* WRITTEN INSTRUCTION *
Below are the records. Gather each line that holds "kind".

* MATERIALS PROVIDED *
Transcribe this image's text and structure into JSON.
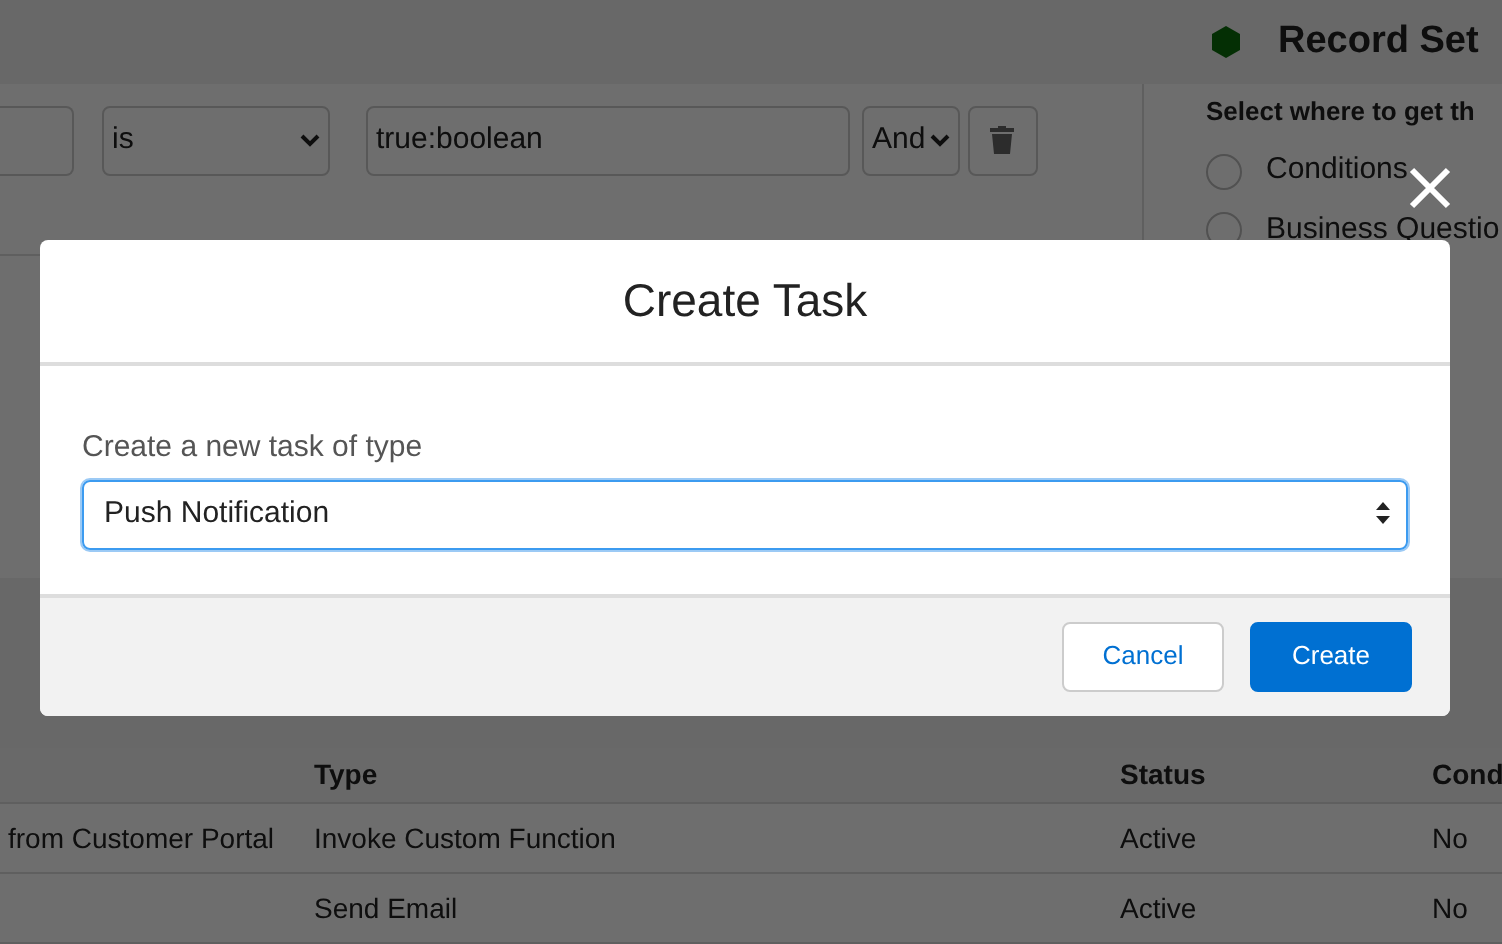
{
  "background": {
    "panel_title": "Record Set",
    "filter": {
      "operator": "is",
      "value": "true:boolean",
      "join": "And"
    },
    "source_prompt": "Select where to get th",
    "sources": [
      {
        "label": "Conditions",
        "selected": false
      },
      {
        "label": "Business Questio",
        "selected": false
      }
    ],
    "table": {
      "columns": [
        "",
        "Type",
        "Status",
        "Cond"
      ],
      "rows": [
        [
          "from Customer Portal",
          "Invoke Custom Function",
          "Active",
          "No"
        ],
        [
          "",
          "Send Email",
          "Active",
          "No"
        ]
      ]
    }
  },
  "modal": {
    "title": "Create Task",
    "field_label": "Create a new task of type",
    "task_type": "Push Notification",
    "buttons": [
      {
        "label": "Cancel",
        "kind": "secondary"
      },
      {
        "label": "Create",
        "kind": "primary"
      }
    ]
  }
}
==
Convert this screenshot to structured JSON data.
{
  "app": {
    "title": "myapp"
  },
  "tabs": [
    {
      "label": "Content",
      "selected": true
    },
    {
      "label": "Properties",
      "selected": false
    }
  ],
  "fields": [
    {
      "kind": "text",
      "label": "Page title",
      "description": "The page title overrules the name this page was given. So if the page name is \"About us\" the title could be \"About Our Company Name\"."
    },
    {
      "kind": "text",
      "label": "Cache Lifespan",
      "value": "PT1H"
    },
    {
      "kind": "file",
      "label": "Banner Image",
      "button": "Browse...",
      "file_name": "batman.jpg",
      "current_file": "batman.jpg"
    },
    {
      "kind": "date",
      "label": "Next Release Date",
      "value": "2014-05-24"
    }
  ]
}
--
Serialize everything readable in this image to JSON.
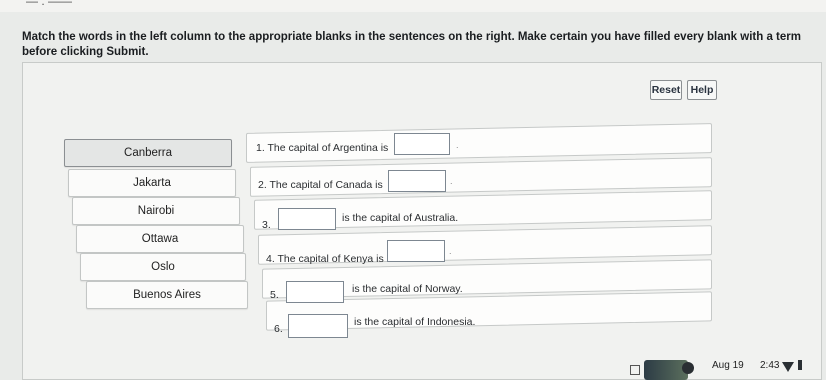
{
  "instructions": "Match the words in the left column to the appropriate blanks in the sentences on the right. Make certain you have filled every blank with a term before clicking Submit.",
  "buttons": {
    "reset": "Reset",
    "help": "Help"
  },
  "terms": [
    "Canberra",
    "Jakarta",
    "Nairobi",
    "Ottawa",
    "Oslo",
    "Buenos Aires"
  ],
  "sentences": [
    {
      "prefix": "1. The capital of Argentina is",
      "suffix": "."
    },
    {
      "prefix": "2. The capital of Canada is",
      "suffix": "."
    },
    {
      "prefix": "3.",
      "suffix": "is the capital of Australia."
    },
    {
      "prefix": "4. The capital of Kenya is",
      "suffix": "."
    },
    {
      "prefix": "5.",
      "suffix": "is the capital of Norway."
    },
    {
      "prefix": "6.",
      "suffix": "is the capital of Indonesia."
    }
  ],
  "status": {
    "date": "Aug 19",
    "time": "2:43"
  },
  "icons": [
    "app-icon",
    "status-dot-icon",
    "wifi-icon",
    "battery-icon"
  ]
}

* EXERCISE RESPONSE *
        "kind": "secondary"
        "kind": "primary"
      "kind": "text",
      "kind": "text",
      "kind": "file",
      "kind": "date",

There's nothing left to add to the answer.